* WORK INSTRUCTIONS: Return the records in full, exactly as given.

(Saved entries)

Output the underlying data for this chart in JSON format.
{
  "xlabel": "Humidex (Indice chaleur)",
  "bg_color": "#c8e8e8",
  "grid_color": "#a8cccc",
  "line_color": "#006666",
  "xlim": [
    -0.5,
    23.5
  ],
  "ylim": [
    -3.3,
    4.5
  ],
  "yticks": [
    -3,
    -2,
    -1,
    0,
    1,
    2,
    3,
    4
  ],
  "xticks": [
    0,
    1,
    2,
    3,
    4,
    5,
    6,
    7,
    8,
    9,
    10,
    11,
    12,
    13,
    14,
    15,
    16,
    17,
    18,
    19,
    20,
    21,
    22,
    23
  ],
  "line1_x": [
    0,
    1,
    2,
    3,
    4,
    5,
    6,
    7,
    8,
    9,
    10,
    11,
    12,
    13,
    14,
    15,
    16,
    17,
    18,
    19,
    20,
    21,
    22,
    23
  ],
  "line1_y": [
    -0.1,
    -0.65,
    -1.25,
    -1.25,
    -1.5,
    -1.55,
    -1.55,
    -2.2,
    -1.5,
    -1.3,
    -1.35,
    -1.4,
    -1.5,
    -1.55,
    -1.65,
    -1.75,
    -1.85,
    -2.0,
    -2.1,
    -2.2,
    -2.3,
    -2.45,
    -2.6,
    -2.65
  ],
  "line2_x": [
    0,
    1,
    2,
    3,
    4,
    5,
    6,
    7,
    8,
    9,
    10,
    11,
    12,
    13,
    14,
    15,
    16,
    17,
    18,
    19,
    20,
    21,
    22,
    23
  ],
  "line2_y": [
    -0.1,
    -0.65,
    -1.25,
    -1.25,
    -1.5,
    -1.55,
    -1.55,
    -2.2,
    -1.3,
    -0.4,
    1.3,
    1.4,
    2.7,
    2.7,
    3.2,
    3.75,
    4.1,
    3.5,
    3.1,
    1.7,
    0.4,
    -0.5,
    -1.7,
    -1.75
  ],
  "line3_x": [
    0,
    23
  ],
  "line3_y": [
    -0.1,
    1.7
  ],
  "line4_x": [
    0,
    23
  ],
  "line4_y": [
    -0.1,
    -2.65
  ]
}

* OUTPUT OF THE TASK:
Output the underlying data for this chart in JSON format.
{
  "xlabel": "Humidex (Indice chaleur)",
  "bg_color": "#c8e8e8",
  "grid_color": "#a8cccc",
  "line_color": "#006666",
  "xlim": [
    -0.5,
    23.5
  ],
  "ylim": [
    -3.3,
    4.5
  ],
  "yticks": [
    -3,
    -2,
    -1,
    0,
    1,
    2,
    3,
    4
  ],
  "xticks": [
    0,
    1,
    2,
    3,
    4,
    5,
    6,
    7,
    8,
    9,
    10,
    11,
    12,
    13,
    14,
    15,
    16,
    17,
    18,
    19,
    20,
    21,
    22,
    23
  ],
  "line1_x": [
    0,
    1,
    2,
    3,
    4,
    5,
    6,
    7,
    8,
    9,
    10,
    11,
    12,
    13,
    14,
    15,
    16,
    17,
    18,
    19,
    20,
    21,
    22,
    23
  ],
  "line1_y": [
    -0.1,
    -0.65,
    -1.25,
    -1.25,
    -1.5,
    -1.55,
    -1.55,
    -2.2,
    -1.5,
    -1.3,
    -1.35,
    -1.4,
    -1.5,
    -1.55,
    -1.65,
    -1.75,
    -1.85,
    -2.0,
    -2.1,
    -2.2,
    -2.3,
    -2.45,
    -2.6,
    -2.65
  ],
  "line2_x": [
    0,
    1,
    2,
    3,
    4,
    5,
    6,
    7,
    8,
    9,
    10,
    11,
    12,
    13,
    14,
    15,
    16,
    17,
    18,
    19,
    20,
    21,
    22,
    23
  ],
  "line2_y": [
    -0.1,
    -0.65,
    -1.25,
    -1.25,
    -1.5,
    -1.55,
    -1.55,
    -2.2,
    -1.3,
    -0.4,
    1.3,
    1.4,
    2.7,
    2.7,
    3.2,
    3.75,
    4.1,
    3.5,
    3.1,
    1.7,
    0.4,
    -0.5,
    -1.7,
    -1.75
  ],
  "line3_x": [
    0,
    23
  ],
  "line3_y": [
    -0.1,
    1.7
  ],
  "line4_x": [
    0,
    23
  ],
  "line4_y": [
    -0.1,
    -2.65
  ]
}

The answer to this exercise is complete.